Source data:
----

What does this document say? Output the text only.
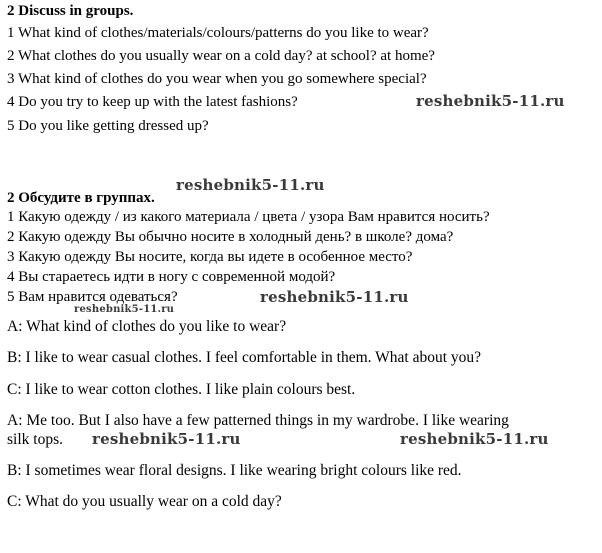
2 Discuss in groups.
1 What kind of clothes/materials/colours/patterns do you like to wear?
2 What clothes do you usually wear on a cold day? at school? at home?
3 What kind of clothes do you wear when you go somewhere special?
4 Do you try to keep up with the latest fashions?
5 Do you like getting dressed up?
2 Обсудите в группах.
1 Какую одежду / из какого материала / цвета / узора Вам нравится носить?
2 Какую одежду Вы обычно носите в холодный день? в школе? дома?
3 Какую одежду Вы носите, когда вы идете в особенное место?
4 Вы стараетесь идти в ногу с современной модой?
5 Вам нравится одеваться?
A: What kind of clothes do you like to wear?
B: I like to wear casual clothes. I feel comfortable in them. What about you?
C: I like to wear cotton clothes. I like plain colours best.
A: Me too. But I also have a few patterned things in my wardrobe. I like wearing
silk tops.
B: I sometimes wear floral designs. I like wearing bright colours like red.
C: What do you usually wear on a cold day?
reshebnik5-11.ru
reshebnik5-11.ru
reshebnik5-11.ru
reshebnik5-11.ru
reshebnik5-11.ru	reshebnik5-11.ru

----

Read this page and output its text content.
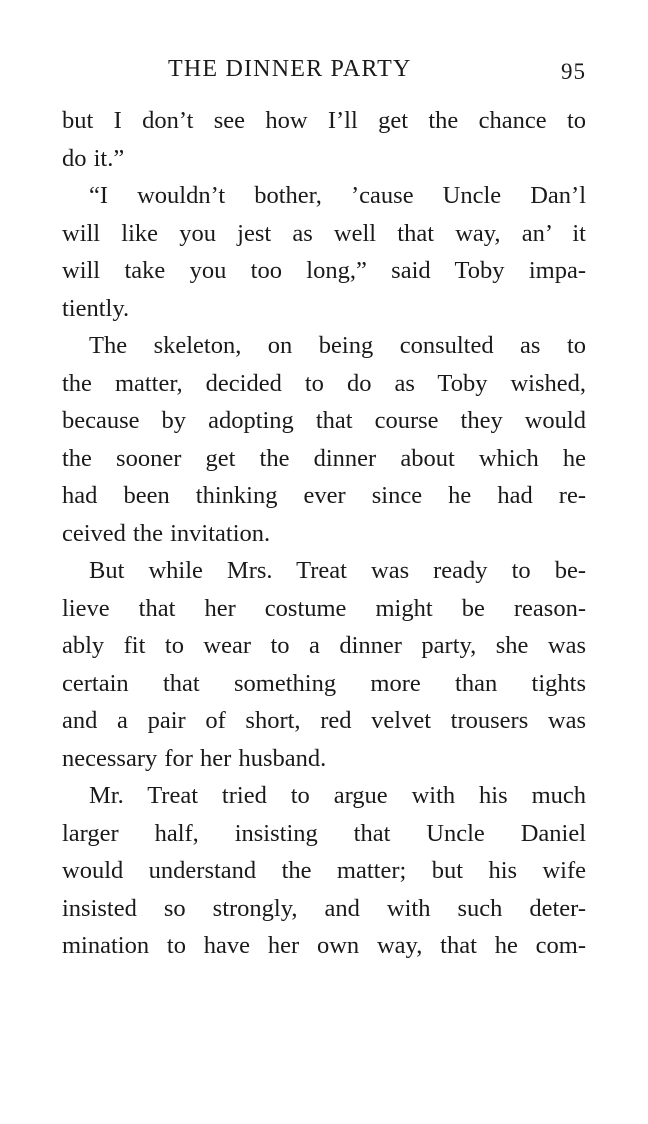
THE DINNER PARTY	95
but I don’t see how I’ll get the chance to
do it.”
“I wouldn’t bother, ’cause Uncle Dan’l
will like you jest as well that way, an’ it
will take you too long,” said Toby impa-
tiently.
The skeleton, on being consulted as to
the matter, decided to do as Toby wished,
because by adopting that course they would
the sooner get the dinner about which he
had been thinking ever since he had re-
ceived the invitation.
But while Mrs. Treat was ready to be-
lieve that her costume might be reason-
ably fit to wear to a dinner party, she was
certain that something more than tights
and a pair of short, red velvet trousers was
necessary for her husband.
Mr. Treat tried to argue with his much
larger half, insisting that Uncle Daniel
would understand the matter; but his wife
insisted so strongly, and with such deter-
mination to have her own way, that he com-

----

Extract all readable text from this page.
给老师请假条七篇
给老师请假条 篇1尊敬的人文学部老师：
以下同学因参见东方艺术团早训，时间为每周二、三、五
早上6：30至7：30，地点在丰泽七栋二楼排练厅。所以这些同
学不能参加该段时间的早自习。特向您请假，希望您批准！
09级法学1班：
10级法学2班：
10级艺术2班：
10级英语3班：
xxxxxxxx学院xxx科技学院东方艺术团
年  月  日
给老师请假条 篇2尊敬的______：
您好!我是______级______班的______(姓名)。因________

----

— WORK REQUIRED —
What is the number of lines in this listing that contain the word "cold"? Answer with that number and nothing else.

— ANSWER IN FULL —
2